**Task to carry out**
Produce a verbatim copy of the entries listed below.

**Supplied material**
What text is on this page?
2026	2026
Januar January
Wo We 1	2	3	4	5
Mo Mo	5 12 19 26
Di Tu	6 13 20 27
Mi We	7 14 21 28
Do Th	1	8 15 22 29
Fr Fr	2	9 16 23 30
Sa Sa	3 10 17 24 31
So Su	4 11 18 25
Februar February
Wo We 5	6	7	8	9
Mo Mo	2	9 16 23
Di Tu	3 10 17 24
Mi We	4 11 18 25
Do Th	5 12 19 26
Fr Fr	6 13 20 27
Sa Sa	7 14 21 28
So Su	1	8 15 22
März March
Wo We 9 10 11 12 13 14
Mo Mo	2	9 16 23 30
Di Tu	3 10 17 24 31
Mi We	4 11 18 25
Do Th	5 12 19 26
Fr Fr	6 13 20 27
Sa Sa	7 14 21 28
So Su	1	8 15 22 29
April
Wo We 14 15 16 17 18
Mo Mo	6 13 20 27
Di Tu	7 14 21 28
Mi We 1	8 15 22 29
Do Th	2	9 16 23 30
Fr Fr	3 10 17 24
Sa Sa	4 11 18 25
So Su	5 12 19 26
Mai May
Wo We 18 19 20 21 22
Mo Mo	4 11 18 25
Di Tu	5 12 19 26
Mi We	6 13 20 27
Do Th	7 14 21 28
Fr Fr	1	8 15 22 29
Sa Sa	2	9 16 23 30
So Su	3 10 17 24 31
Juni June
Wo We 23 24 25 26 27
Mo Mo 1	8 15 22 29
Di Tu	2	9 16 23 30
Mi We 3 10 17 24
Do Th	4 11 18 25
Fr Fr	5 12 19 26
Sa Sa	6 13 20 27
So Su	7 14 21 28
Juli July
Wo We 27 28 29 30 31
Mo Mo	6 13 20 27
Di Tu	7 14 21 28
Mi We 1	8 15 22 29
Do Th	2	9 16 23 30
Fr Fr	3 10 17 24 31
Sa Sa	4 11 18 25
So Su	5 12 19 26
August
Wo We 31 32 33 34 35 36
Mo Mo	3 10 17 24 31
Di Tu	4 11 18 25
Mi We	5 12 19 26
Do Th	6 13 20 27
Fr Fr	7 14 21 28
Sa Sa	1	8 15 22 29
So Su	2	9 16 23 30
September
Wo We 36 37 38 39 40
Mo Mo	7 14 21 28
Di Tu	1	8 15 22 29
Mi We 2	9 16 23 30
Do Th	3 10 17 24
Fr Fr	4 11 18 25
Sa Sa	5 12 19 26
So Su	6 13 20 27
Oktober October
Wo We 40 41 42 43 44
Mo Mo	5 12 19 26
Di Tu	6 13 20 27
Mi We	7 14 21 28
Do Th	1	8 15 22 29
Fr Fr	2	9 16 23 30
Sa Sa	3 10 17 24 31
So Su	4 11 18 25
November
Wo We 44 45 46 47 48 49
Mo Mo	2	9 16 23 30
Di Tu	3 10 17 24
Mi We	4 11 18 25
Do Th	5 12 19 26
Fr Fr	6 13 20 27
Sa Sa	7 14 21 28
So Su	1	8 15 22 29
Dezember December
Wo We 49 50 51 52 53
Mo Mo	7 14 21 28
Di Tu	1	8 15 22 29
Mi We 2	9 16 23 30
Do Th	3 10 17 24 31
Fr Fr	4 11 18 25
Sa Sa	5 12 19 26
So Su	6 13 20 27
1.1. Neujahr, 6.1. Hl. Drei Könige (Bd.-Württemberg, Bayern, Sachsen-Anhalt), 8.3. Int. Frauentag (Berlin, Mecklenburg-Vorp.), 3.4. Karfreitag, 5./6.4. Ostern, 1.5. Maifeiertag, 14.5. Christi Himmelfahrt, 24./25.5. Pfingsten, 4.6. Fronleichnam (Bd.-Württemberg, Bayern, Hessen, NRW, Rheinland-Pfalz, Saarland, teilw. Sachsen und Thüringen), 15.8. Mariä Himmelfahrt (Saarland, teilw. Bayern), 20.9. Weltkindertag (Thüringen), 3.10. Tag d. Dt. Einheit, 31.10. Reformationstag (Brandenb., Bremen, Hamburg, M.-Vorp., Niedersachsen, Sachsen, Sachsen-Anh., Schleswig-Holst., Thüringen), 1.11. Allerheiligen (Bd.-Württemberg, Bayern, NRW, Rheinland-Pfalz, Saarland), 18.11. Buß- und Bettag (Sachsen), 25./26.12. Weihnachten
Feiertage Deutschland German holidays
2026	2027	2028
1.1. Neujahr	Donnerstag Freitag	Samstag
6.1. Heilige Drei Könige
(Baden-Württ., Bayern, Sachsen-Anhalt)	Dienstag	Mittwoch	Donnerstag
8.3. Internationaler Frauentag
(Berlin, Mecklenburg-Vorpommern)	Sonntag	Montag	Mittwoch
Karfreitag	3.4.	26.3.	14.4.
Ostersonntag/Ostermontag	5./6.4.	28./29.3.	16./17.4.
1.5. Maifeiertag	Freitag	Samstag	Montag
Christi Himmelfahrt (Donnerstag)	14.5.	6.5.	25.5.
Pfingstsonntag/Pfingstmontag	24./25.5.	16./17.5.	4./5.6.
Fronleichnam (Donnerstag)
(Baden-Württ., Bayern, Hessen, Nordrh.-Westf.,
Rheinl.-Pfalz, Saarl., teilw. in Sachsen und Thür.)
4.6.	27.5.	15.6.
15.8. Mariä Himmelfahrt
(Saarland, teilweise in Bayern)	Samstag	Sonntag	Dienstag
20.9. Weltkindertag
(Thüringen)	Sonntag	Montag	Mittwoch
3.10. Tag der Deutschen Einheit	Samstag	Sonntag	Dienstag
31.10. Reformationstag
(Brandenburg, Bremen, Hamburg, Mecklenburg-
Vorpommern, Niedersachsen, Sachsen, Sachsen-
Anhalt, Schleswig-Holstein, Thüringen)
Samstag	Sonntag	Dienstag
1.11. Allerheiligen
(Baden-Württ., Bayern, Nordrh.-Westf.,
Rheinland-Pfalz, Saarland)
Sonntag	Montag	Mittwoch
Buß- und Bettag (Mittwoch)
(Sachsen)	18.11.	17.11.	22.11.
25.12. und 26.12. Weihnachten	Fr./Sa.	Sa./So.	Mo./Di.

**Reply**
What text is on this page?
2026	2026
Januar January
Wo We 1	2	3	4	5
Mo Mo	5 12 19 26
Di Tu	6 13 20 27
Mi We	7 14 21 28
Do Th	1	8 15 22 29
Fr Fr	2	9 16 23 30
Sa Sa	3 10 17 24 31
So Su	4 11 18 25
Februar February
Wo We 5	6	7	8	9
Mo Mo	2	9 16 23
Di Tu	3 10 17 24
Mi We	4 11 18 25
Do Th	5 12 19 26
Fr Fr	6 13 20 27
Sa Sa	7 14 21 28
So Su	1	8 15 22
März March
Wo We 9 10 11 12 13 14
Mo Mo	2	9 16 23 30
Di Tu	3 10 17 24 31
Mi We	4 11 18 25
Do Th	5 12 19 26
Fr Fr	6 13 20 27
Sa Sa	7 14 21 28
So Su	1	8 15 22 29
April
Wo We 14 15 16 17 18
Mo Mo	6 13 20 27
Di Tu	7 14 21 28
Mi We 1	8 15 22 29
Do Th	2	9 16 23 30
Fr Fr	3 10 17 24
Sa Sa	4 11 18 25
So Su	5 12 19 26
Mai May
Wo We 18 19 20 21 22
Mo Mo	4 11 18 25
Di Tu	5 12 19 26
Mi We	6 13 20 27
Do Th	7 14 21 28
Fr Fr	1	8 15 22 29
Sa Sa	2	9 16 23 30
So Su	3 10 17 24 31
Juni June
Wo We 23 24 25 26 27
Mo Mo 1	8 15 22 29
Di Tu	2	9 16 23 30
Mi We 3 10 17 24
Do Th	4 11 18 25
Fr Fr	5 12 19 26
Sa Sa	6 13 20 27
So Su	7 14 21 28
Juli July
Wo We 27 28 29 30 31
Mo Mo	6 13 20 27
Di Tu	7 14 21 28
Mi We 1	8 15 22 29
Do Th	2	9 16 23 30
Fr Fr	3 10 17 24 31
Sa Sa	4 11 18 25
So Su	5 12 19 26
August
Wo We 31 32 33 34 35 36
Mo Mo	3 10 17 24 31
Di Tu	4 11 18 25
Mi We	5 12 19 26
Do Th	6 13 20 27
Fr Fr	7 14 21 28
Sa Sa	1	8 15 22 29
So Su	2	9 16 23 30
September
Wo We 36 37 38 39 40
Mo Mo	7 14 21 28
Di Tu	1	8 15 22 29
Mi We 2	9 16 23 30
Do Th	3 10 17 24
Fr Fr	4 11 18 25
Sa Sa	5 12 19 26
So Su	6 13 20 27
Oktober October
Wo We 40 41 42 43 44
Mo Mo	5 12 19 26
Di Tu	6 13 20 27
Mi We	7 14 21 28
Do Th	1	8 15 22 29
Fr Fr	2	9 16 23 30
Sa Sa	3 10 17 24 31
So Su	4 11 18 25
November
Wo We 44 45 46 47 48 49
Mo Mo	2	9 16 23 30
Di Tu	3 10 17 24
Mi We	4 11 18 25
Do Th	5 12 19 26
Fr Fr	6 13 20 27
Sa Sa	7 14 21 28
So Su	1	8 15 22 29
Dezember December
Wo We 49 50 51 52 53
Mo Mo	7 14 21 28
Di Tu	1	8 15 22 29
Mi We 2	9 16 23 30
Do Th	3 10 17 24 31
Fr Fr	4 11 18 25
Sa Sa	5 12 19 26
So Su	6 13 20 27
1.1. Neujahr, 6.1. Hl. Drei Könige (Bd.-Württemberg, Bayern, Sachsen-Anhalt), 8.3. Int. Frauentag (Berlin, Mecklenburg-Vorp.), 3.4. Karfreitag, 5./6.4. Ostern, 1.5. Maifeiertag, 14.5. Christi Himmelfahrt, 24./25.5. Pfingsten, 4.6. Fronleichnam (Bd.-Württemberg, Bayern, Hessen, NRW, Rheinland-Pfalz, Saarland, teilw. Sachsen und Thüringen), 15.8. Mariä Himmelfahrt (Saarland, teilw. Bayern), 20.9. Weltkindertag (Thüringen), 3.10. Tag d. Dt. Einheit, 31.10. Reformationstag (Brandenb., Bremen, Hamburg, M.-Vorp., Niedersachsen, Sachsen, Sachsen-Anh., Schleswig-Holst., Thüringen), 1.11. Allerheiligen (Bd.-Württemberg, Bayern, NRW, Rheinland-Pfalz, Saarland), 18.11. Buß- und Bettag (Sachsen), 25./26.12. Weihnachten
Feiertage Deutschland German holidays
2026	2027	2028
1.1. Neujahr	Donnerstag Freitag	Samstag
6.1. Heilige Drei Könige
(Baden-Württ., Bayern, Sachsen-Anhalt)	Dienstag	Mittwoch	Donnerstag
8.3. Internationaler Frauentag
(Berlin, Mecklenburg-Vorpommern)	Sonntag	Montag	Mittwoch
Karfreitag	3.4.	26.3.	14.4.
Ostersonntag/Ostermontag	5./6.4.	28./29.3.	16./17.4.
1.5. Maifeiertag	Freitag	Samstag	Montag
Christi Himmelfahrt (Donnerstag)	14.5.	6.5.	25.5.
Pfingstsonntag/Pfingstmontag	24./25.5.	16./17.5.	4./5.6.
Fronleichnam (Donnerstag)
(Baden-Württ., Bayern, Hessen, Nordrh.-Westf.,
Rheinl.-Pfalz, Saarl., teilw. in Sachsen und Thür.)
4.6.	27.5.	15.6.
15.8. Mariä Himmelfahrt
(Saarland, teilweise in Bayern)	Samstag	Sonntag	Dienstag
20.9. Weltkindertag
(Thüringen)	Sonntag	Montag	Mittwoch
3.10. Tag der Deutschen Einheit	Samstag	Sonntag	Dienstag
31.10. Reformationstag
(Brandenburg, Bremen, Hamburg, Mecklenburg-
Vorpommern, Niedersachsen, Sachsen, Sachsen-
Anhalt, Schleswig-Holstein, Thüringen)
Samstag	Sonntag	Dienstag
1.11. Allerheiligen
(Baden-Württ., Bayern, Nordrh.-Westf.,
Rheinland-Pfalz, Saarland)
Sonntag	Montag	Mittwoch
Buß- und Bettag (Mittwoch)
(Sachsen)	18.11.	17.11.	22.11.
25.12. und 26.12. Weihnachten	Fr./Sa.	Sa./So.	Mo./Di.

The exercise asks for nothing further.